▸ **Instruction**
Without altering anything, repeat each of the records.

— start of Task inputs —

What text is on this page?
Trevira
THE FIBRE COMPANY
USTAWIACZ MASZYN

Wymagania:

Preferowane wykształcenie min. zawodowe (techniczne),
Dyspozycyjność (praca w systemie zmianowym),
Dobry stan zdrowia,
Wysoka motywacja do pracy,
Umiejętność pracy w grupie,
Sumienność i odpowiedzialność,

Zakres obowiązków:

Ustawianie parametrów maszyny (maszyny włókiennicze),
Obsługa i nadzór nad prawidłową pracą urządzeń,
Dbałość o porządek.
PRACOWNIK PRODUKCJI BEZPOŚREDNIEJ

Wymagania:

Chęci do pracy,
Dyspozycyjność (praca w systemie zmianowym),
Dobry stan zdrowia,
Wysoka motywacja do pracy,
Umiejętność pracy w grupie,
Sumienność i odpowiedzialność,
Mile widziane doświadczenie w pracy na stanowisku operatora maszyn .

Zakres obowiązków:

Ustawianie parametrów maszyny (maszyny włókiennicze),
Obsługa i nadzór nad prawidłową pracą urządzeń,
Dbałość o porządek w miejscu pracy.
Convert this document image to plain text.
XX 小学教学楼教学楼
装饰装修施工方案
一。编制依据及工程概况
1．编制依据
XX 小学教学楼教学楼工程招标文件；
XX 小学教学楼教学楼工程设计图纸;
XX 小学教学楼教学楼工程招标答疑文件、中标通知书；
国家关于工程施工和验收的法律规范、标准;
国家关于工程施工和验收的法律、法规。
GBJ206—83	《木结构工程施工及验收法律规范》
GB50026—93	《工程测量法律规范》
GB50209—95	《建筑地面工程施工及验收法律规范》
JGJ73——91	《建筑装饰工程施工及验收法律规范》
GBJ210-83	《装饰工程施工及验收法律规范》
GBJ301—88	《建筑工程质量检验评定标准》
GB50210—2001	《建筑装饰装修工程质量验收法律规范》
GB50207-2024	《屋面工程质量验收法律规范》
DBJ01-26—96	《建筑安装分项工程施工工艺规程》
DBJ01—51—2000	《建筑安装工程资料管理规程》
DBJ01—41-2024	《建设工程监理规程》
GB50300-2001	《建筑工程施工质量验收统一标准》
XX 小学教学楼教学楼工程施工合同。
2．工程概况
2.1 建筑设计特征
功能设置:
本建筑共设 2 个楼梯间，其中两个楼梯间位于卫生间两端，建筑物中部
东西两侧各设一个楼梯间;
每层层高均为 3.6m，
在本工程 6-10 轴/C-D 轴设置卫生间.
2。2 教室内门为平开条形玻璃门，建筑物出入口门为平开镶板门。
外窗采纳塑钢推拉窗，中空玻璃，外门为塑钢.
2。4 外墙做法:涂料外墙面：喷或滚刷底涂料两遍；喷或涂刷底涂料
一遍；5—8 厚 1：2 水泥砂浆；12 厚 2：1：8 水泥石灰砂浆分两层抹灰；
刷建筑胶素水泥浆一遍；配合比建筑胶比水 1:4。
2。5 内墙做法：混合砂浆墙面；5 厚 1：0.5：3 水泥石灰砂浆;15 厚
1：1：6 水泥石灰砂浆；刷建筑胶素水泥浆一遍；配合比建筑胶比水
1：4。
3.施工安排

— end of Task inputs —

▸ **Exercise answer**
What text is on this page?
Trevira
THE FIBRE COMPANY
USTAWIACZ MASZYN

Wymagania:

Preferowane wykształcenie min. zawodowe (techniczne),
Dyspozycyjność (praca w systemie zmianowym),
Dobry stan zdrowia,
Wysoka motywacja do pracy,
Umiejętność pracy w grupie,
Sumienność i odpowiedzialność,

Zakres obowiązków:

Ustawianie parametrów maszyny (maszyny włókiennicze),
Obsługa i nadzór nad prawidłową pracą urządzeń,
Dbałość o porządek.
PRACOWNIK PRODUKCJI BEZPOŚREDNIEJ

Wymagania:

Chęci do pracy,
Dyspozycyjność (praca w systemie zmianowym),
Dobry stan zdrowia,
Wysoka motywacja do pracy,
Umiejętność pracy w grupie,
Sumienność i odpowiedzialność,
Mile widziane doświadczenie w pracy na stanowisku operatora maszyn .

Zakres obowiązków:

Ustawianie parametrów maszyny (maszyny włókiennicze),
Obsługa i nadzór nad prawidłową pracą urządzeń,
Dbałość o porządek w miejscu pracy.
Convert this document image to plain text.
XX 小学教学楼教学楼
装饰装修施工方案
一。编制依据及工程概况
1．编制依据
XX 小学教学楼教学楼工程招标文件；
XX 小学教学楼教学楼工程设计图纸;
XX 小学教学楼教学楼工程招标答疑文件、中标通知书；
国家关于工程施工和验收的法律规范、标准;
国家关于工程施工和验收的法律、法规。
GBJ206—83	《木结构工程施工及验收法律规范》
GB50026—93	《工程测量法律规范》
GB50209—95	《建筑地面工程施工及验收法律规范》
JGJ73——91	《建筑装饰工程施工及验收法律规范》
GBJ210-83	《装饰工程施工及验收法律规范》
GBJ301—88	《建筑工程质量检验评定标准》
GB50210—2001	《建筑装饰装修工程质量验收法律规范》
GB50207-2024	《屋面工程质量验收法律规范》
DBJ01-26—96	《建筑安装分项工程施工工艺规程》
DBJ01—51—2000	《建筑安装工程资料管理规程》
DBJ01—41-2024	《建设工程监理规程》
GB50300-2001	《建筑工程施工质量验收统一标准》
XX 小学教学楼教学楼工程施工合同。
2．工程概况
2.1 建筑设计特征
功能设置:
本建筑共设 2 个楼梯间，其中两个楼梯间位于卫生间两端，建筑物中部
东西两侧各设一个楼梯间;
每层层高均为 3.6m，
在本工程 6-10 轴/C-D 轴设置卫生间.
2。2 教室内门为平开条形玻璃门，建筑物出入口门为平开镶板门。
外窗采纳塑钢推拉窗，中空玻璃，外门为塑钢.
2。4 外墙做法:涂料外墙面：喷或滚刷底涂料两遍；喷或涂刷底涂料
一遍；5—8 厚 1：2 水泥砂浆；12 厚 2：1：8 水泥石灰砂浆分两层抹灰；
刷建筑胶素水泥浆一遍；配合比建筑胶比水 1:4。
2。5 内墙做法：混合砂浆墙面；5 厚 1：0.5：3 水泥石灰砂浆;15 厚
1：1：6 水泥石灰砂浆；刷建筑胶素水泥浆一遍；配合比建筑胶比水
1：4。
3.施工安排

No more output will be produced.